═══ Provided material

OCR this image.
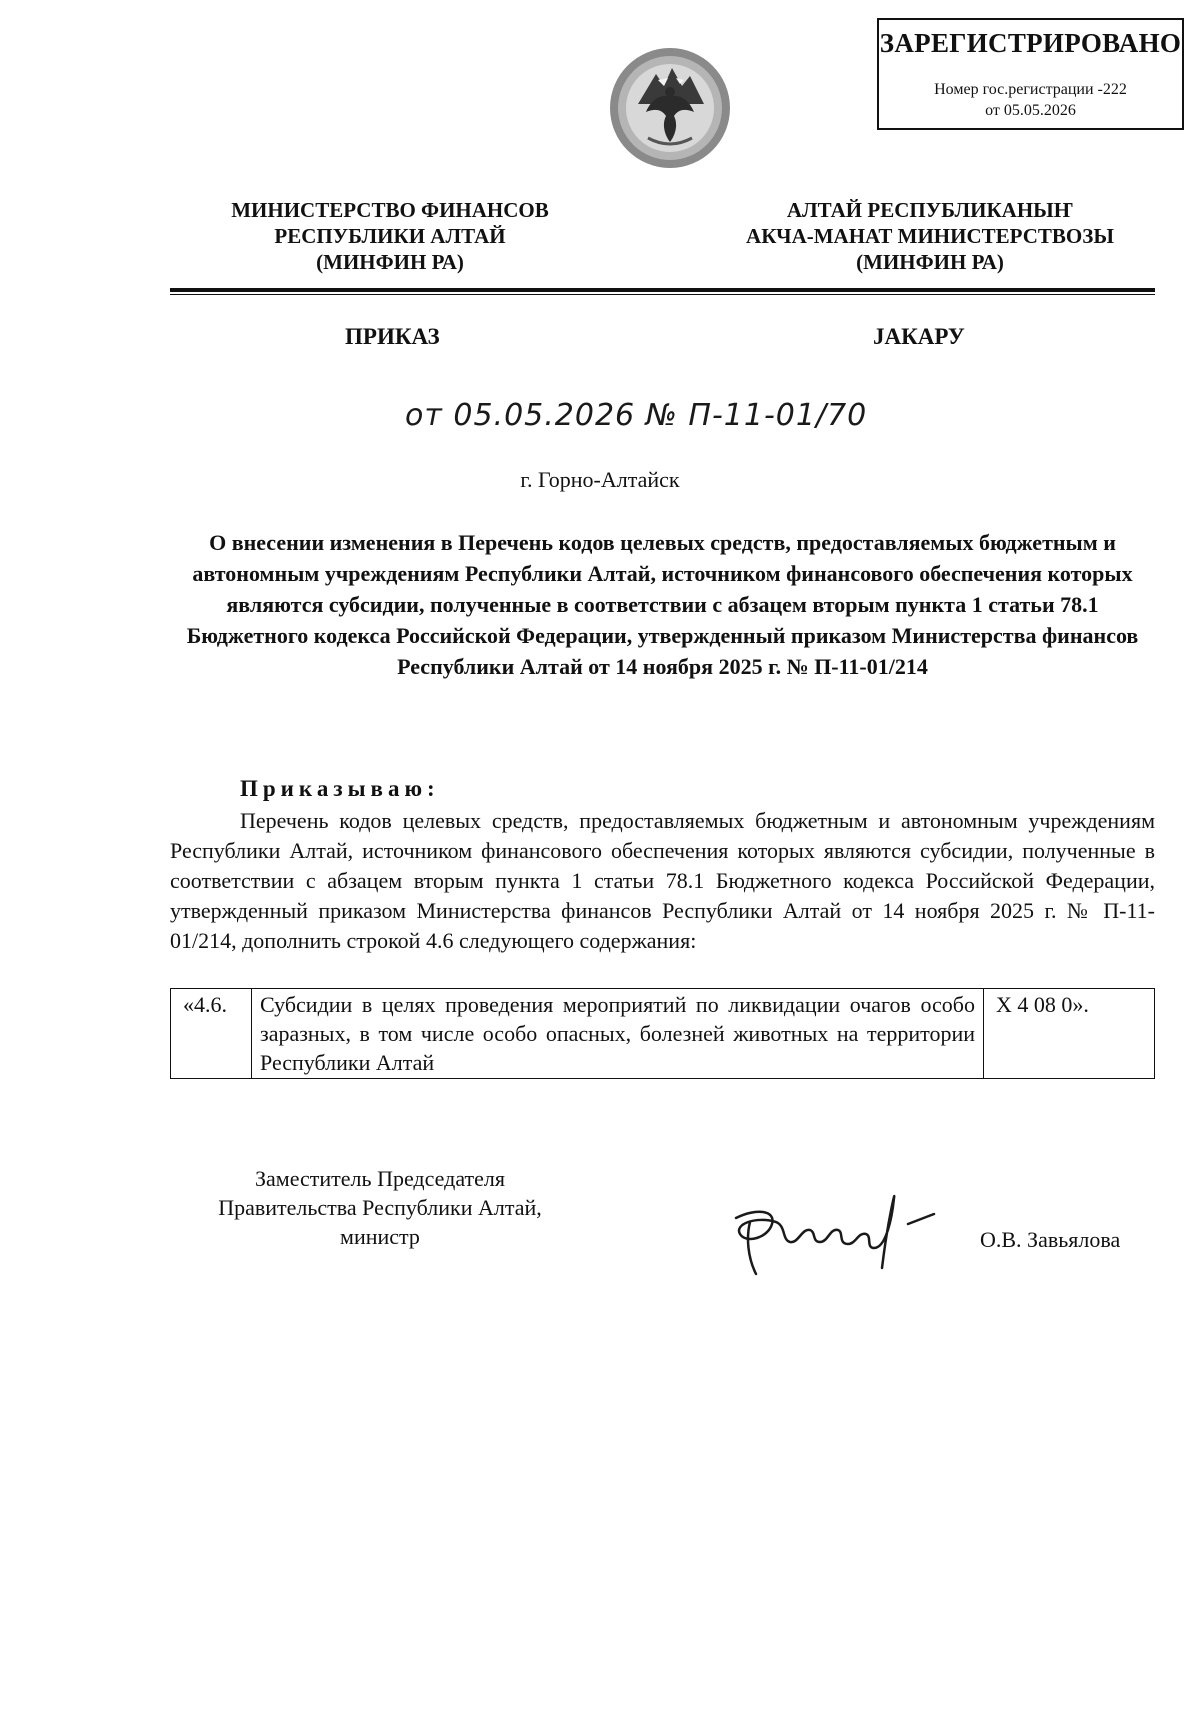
ЗАРЕГИСТРИРОВАНО
Номер гос.регистрации -222
от 05.05.2026
МИНИСТЕРСТВО ФИНАНСОВ
РЕСПУБЛИКИ АЛТАЙ
(МИНФИН РА)
АЛТАЙ РЕСПУБЛИКАНЫҤ
АКЧА-МАНАТ МИНИСТЕРСТВОЗЫ
(МИНФИН РА)
ПРИКАЗ	ЈАКАРУ
от 05.05.2026 № П-11-01/70
г. Горно-Алтайск
О внесении изменения в Перечень кодов целевых средств, предоставляемых бюджетным и автономным учреждениям Республики Алтай, источником финансового обеспечения которых являются субсидии, полученные в соответствии с абзацем вторым пункта 1 статьи 78.1 Бюджетного кодекса Российской Федерации, утвержденный приказом Министерства финансов Республики Алтай от 14 ноября 2025 г. № П-11-01/214
Приказываю:
Перечень кодов целевых средств, предоставляемых бюджетным и автономным учреждениям Республики Алтай, источником финансового обеспечения которых являются субсидии, полученные в соответствии с абзацем вторым пункта 1 статьи 78.1 Бюджетного кодекса Российской Федерации, утвержденный приказом Министерства финансов Республики Алтай от 14 ноября 2025 г. № П-11-01/214, дополнить строкой 4.6 следующего содержания:
«4.6.	Субсидии в целях проведения мероприятий по ликвидации очагов особо заразных, в том числе особо опасных, болезней животных на территории Республики Алтай	Х 4 08 0».
Заместитель Председателя
Правительства Республики Алтай,
министр	О.В. Завьялова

══════

(Task to carry out)
Copy the whole of the material above exactly, but not its images.

(Right answer)
OCR this image.
ЗАРЕГИСТРИРОВАНО
Номер гос.регистрации -222
от 05.05.2026
МИНИСТЕРСТВО ФИНАНСОВ
РЕСПУБЛИКИ АЛТАЙ
(МИНФИН РА)
АЛТАЙ РЕСПУБЛИКАНЫҤ
АКЧА-МАНАТ МИНИСТЕРСТВОЗЫ
(МИНФИН РА)
ПРИКАЗ	ЈАКАРУ
от 05.05.2026 № П-11-01/70
г. Горно-Алтайск
О внесении изменения в Перечень кодов целевых средств, предоставляемых бюджетным и автономным учреждениям Республики Алтай, источником финансового обеспечения которых являются субсидии, полученные в соответствии с абзацем вторым пункта 1 статьи 78.1 Бюджетного кодекса Российской Федерации, утвержденный приказом Министерства финансов Республики Алтай от 14 ноября 2025 г. № П-11-01/214
Приказываю:
Перечень кодов целевых средств, предоставляемых бюджетным и автономным учреждениям Республики Алтай, источником финансового обеспечения которых являются субсидии, полученные в соответствии с абзацем вторым пункта 1 статьи 78.1 Бюджетного кодекса Российской Федерации, утвержденный приказом Министерства финансов Республики Алтай от 14 ноября 2025 г. № П-11-01/214, дополнить строкой 4.6 следующего содержания:
«4.6.	Субсидии в целях проведения мероприятий по ликвидации очагов особо заразных, в том числе особо опасных, болезней животных на территории Республики Алтай	Х 4 08 0».
Заместитель Председателя
Правительства Республики Алтай,
министр	О.В. Завьялова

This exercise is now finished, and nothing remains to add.